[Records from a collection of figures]
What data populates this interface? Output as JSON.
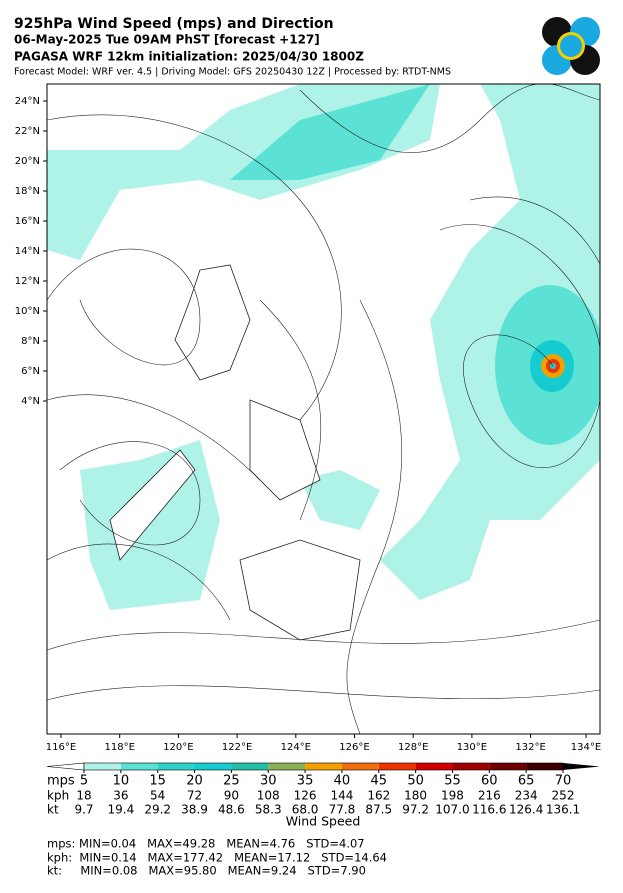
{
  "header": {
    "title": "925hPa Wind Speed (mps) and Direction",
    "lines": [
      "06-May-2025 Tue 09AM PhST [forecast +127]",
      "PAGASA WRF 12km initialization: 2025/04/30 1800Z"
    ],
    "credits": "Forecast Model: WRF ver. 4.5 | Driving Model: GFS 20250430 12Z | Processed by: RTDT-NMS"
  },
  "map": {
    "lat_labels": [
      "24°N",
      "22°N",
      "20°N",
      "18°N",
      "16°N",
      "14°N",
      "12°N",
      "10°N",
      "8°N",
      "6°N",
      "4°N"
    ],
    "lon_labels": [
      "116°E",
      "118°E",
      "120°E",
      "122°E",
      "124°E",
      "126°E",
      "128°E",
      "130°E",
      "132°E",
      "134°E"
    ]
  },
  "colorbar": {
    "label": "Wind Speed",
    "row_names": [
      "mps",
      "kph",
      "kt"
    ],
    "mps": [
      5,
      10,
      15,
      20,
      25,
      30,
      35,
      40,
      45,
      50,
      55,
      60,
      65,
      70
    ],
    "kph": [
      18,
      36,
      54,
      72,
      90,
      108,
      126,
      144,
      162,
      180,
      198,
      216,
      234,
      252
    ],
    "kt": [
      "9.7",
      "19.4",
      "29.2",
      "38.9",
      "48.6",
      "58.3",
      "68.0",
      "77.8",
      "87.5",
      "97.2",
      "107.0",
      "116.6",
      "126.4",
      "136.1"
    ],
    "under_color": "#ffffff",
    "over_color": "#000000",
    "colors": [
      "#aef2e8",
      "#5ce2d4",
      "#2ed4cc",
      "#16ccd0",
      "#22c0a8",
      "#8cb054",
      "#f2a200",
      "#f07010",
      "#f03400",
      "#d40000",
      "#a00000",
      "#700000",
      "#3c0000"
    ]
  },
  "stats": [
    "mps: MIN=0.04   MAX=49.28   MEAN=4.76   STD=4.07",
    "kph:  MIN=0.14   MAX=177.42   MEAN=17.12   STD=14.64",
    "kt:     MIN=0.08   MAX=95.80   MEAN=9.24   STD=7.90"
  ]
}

■ **Task objective**:
Write out the records above exactly as they stand, leaving out every picture.

■ **Result for this exercise**:
What data populates this interface? Output as JSON.
{
  "header": {
    "title": "925hPa Wind Speed (mps) and Direction",
    "lines": [
      "06-May-2025 Tue 09AM PhST [forecast +127]",
      "PAGASA WRF 12km initialization: 2025/04/30 1800Z"
    ],
    "credits": "Forecast Model: WRF ver. 4.5 | Driving Model: GFS 20250430 12Z | Processed by: RTDT-NMS"
  },
  "map": {
    "lat_labels": [
      "24°N",
      "22°N",
      "20°N",
      "18°N",
      "16°N",
      "14°N",
      "12°N",
      "10°N",
      "8°N",
      "6°N",
      "4°N"
    ],
    "lon_labels": [
      "116°E",
      "118°E",
      "120°E",
      "122°E",
      "124°E",
      "126°E",
      "128°E",
      "130°E",
      "132°E",
      "134°E"
    ]
  },
  "colorbar": {
    "label": "Wind Speed",
    "row_names": [
      "mps",
      "kph",
      "kt"
    ],
    "mps": [
      5,
      10,
      15,
      20,
      25,
      30,
      35,
      40,
      45,
      50,
      55,
      60,
      65,
      70
    ],
    "kph": [
      18,
      36,
      54,
      72,
      90,
      108,
      126,
      144,
      162,
      180,
      198,
      216,
      234,
      252
    ],
    "kt": [
      "9.7",
      "19.4",
      "29.2",
      "38.9",
      "48.6",
      "58.3",
      "68.0",
      "77.8",
      "87.5",
      "97.2",
      "107.0",
      "116.6",
      "126.4",
      "136.1"
    ],
    "under_color": "#ffffff",
    "over_color": "#000000",
    "colors": [
      "#aef2e8",
      "#5ce2d4",
      "#2ed4cc",
      "#16ccd0",
      "#22c0a8",
      "#8cb054",
      "#f2a200",
      "#f07010",
      "#f03400",
      "#d40000",
      "#a00000",
      "#700000",
      "#3c0000"
    ]
  },
  "stats": [
    "mps: MIN=0.04   MAX=49.28   MEAN=4.76   STD=4.07",
    "kph:  MIN=0.14   MAX=177.42   MEAN=17.12   STD=14.64",
    "kt:     MIN=0.08   MAX=95.80   MEAN=9.24   STD=7.90"
  ]
}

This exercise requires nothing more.